Requirement: Reproduce all of the data below, substituting "legend-tick-label" for each occurrence of "colorbar-tick-label" and leaving everything else unchanged.

Dataset extract:

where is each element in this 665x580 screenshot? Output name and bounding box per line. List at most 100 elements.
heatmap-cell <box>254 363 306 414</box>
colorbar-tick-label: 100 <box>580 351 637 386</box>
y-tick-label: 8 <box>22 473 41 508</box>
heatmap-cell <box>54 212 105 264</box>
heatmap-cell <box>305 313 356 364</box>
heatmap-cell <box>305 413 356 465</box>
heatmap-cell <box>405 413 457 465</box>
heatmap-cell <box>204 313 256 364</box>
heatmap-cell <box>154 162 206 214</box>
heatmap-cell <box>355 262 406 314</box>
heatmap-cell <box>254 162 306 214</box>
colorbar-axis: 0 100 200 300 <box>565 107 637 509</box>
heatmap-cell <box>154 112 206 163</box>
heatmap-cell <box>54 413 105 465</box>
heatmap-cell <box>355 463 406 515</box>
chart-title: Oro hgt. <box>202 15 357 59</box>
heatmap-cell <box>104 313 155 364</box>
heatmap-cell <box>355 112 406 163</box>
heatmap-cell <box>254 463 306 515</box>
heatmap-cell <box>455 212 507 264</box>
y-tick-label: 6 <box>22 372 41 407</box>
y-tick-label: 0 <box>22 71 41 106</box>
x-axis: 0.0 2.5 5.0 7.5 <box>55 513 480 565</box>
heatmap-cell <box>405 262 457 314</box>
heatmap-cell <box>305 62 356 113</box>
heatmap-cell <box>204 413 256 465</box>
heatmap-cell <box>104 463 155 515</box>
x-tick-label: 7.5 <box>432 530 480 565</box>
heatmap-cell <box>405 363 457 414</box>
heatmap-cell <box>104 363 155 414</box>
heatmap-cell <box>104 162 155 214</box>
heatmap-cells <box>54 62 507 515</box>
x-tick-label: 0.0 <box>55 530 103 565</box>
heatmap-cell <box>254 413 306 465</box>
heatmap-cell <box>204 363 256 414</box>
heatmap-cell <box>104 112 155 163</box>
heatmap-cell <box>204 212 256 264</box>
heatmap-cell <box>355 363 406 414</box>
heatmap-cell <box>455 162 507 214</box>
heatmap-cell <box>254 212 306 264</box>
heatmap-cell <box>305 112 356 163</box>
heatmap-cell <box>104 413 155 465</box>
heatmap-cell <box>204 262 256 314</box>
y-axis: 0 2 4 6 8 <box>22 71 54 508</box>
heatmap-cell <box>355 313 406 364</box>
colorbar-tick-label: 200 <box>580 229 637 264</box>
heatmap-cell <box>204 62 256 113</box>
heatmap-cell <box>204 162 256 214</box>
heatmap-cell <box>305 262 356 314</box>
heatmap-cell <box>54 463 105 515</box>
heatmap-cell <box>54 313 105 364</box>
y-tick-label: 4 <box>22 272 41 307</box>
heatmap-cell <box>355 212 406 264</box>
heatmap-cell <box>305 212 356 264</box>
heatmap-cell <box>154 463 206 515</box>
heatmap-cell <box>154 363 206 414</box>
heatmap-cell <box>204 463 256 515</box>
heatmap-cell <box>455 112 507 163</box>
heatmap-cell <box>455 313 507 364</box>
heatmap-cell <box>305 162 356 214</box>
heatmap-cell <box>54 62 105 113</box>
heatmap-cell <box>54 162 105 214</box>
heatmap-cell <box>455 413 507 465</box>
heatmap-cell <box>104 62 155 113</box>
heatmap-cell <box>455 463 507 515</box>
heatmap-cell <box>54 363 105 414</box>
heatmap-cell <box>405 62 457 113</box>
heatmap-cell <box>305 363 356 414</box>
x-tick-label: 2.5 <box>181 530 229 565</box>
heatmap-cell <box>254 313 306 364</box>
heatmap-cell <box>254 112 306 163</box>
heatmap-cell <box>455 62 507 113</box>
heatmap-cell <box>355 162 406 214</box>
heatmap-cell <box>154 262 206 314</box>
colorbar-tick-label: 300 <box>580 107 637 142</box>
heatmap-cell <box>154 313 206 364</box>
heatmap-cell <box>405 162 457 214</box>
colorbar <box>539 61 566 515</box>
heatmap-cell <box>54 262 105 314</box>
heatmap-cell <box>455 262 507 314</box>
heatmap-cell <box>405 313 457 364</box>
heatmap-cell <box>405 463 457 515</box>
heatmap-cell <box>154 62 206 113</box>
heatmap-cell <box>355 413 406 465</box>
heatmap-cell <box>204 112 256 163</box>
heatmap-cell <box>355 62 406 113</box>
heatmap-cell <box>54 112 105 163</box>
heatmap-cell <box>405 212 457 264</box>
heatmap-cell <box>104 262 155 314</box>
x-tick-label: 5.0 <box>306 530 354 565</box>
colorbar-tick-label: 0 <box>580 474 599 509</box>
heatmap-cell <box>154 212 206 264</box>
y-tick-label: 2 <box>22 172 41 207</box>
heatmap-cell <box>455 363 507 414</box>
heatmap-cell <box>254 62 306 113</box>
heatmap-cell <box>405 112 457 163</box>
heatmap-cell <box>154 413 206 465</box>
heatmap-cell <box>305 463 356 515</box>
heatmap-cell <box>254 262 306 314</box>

Final answer:
where is each element in this 665x580 screenshot? Output name and bounding box per line. List at most 100 elements.
heatmap-cell <box>254 363 306 414</box>
legend-tick-label: 100 <box>580 351 637 386</box>
y-tick-label: 8 <box>22 473 41 508</box>
heatmap-cell <box>54 212 105 264</box>
heatmap-cell <box>305 313 356 364</box>
heatmap-cell <box>305 413 356 465</box>
heatmap-cell <box>405 413 457 465</box>
heatmap-cell <box>204 313 256 364</box>
heatmap-cell <box>154 162 206 214</box>
heatmap-cell <box>355 262 406 314</box>
heatmap-cell <box>254 162 306 214</box>
colorbar-axis: 0 100 200 300 <box>565 107 637 509</box>
heatmap-cell <box>154 112 206 163</box>
heatmap-cell <box>54 413 105 465</box>
heatmap-cell <box>355 463 406 515</box>
chart-title: Oro hgt. <box>202 15 357 59</box>
heatmap-cell <box>104 313 155 364</box>
heatmap-cell <box>355 112 406 163</box>
heatmap-cell <box>254 463 306 515</box>
heatmap-cell <box>455 212 507 264</box>
y-tick-label: 6 <box>22 372 41 407</box>
y-tick-label: 0 <box>22 71 41 106</box>
x-axis: 0.0 2.5 5.0 7.5 <box>55 513 480 565</box>
heatmap-cell <box>405 262 457 314</box>
heatmap-cell <box>305 62 356 113</box>
heatmap-cell <box>204 413 256 465</box>
heatmap-cell <box>104 463 155 515</box>
x-tick-label: 7.5 <box>432 530 480 565</box>
heatmap-cell <box>405 363 457 414</box>
heatmap-cell <box>104 363 155 414</box>
heatmap-cell <box>104 162 155 214</box>
heatmap-cells <box>54 62 507 515</box>
x-tick-label: 0.0 <box>55 530 103 565</box>
heatmap-cell <box>254 413 306 465</box>
heatmap-cell <box>204 363 256 414</box>
heatmap-cell <box>104 112 155 163</box>
heatmap-cell <box>204 212 256 264</box>
heatmap-cell <box>355 363 406 414</box>
heatmap-cell <box>455 162 507 214</box>
heatmap-cell <box>254 212 306 264</box>
heatmap-cell <box>305 112 356 163</box>
heatmap-cell <box>104 413 155 465</box>
heatmap-cell <box>204 262 256 314</box>
y-axis: 0 2 4 6 8 <box>22 71 54 508</box>
heatmap-cell <box>355 313 406 364</box>
legend-tick-label: 200 <box>580 229 637 264</box>
heatmap-cell <box>204 62 256 113</box>
heatmap-cell <box>204 162 256 214</box>
heatmap-cell <box>305 262 356 314</box>
heatmap-cell <box>54 463 105 515</box>
heatmap-cell <box>54 313 105 364</box>
y-tick-label: 4 <box>22 272 41 307</box>
heatmap-cell <box>355 212 406 264</box>
heatmap-cell <box>305 212 356 264</box>
heatmap-cell <box>154 463 206 515</box>
heatmap-cell <box>154 363 206 414</box>
heatmap-cell <box>204 463 256 515</box>
heatmap-cell <box>455 112 507 163</box>
heatmap-cell <box>455 313 507 364</box>
heatmap-cell <box>305 162 356 214</box>
heatmap-cell <box>54 62 105 113</box>
heatmap-cell <box>54 162 105 214</box>
heatmap-cell <box>455 413 507 465</box>
heatmap-cell <box>104 62 155 113</box>
heatmap-cell <box>455 463 507 515</box>
heatmap-cell <box>54 363 105 414</box>
heatmap-cell <box>405 62 457 113</box>
heatmap-cell <box>305 363 356 414</box>
x-tick-label: 2.5 <box>181 530 229 565</box>
heatmap-cell <box>254 313 306 364</box>
heatmap-cell <box>254 112 306 163</box>
heatmap-cell <box>455 62 507 113</box>
heatmap-cell <box>355 162 406 214</box>
heatmap-cell <box>154 262 206 314</box>
legend-tick-label: 300 <box>580 107 637 142</box>
heatmap-cell <box>154 313 206 364</box>
heatmap-cell <box>405 162 457 214</box>
colorbar <box>539 61 566 515</box>
heatmap-cell <box>54 262 105 314</box>
heatmap-cell <box>455 262 507 314</box>
heatmap-cell <box>405 313 457 364</box>
heatmap-cell <box>405 463 457 515</box>
heatmap-cell <box>154 62 206 113</box>
heatmap-cell <box>355 413 406 465</box>
heatmap-cell <box>204 112 256 163</box>
heatmap-cell <box>355 62 406 113</box>
heatmap-cell <box>54 112 105 163</box>
heatmap-cell <box>405 212 457 264</box>
heatmap-cell <box>104 262 155 314</box>
x-tick-label: 5.0 <box>306 530 354 565</box>
legend-tick-label: 0 <box>580 474 599 509</box>
heatmap-cell <box>154 212 206 264</box>
y-tick-label: 2 <box>22 172 41 207</box>
heatmap-cell <box>455 363 507 414</box>
heatmap-cell <box>254 62 306 113</box>
heatmap-cell <box>405 112 457 163</box>
heatmap-cell <box>154 413 206 465</box>
heatmap-cell <box>305 463 356 515</box>
heatmap-cell <box>254 262 306 314</box>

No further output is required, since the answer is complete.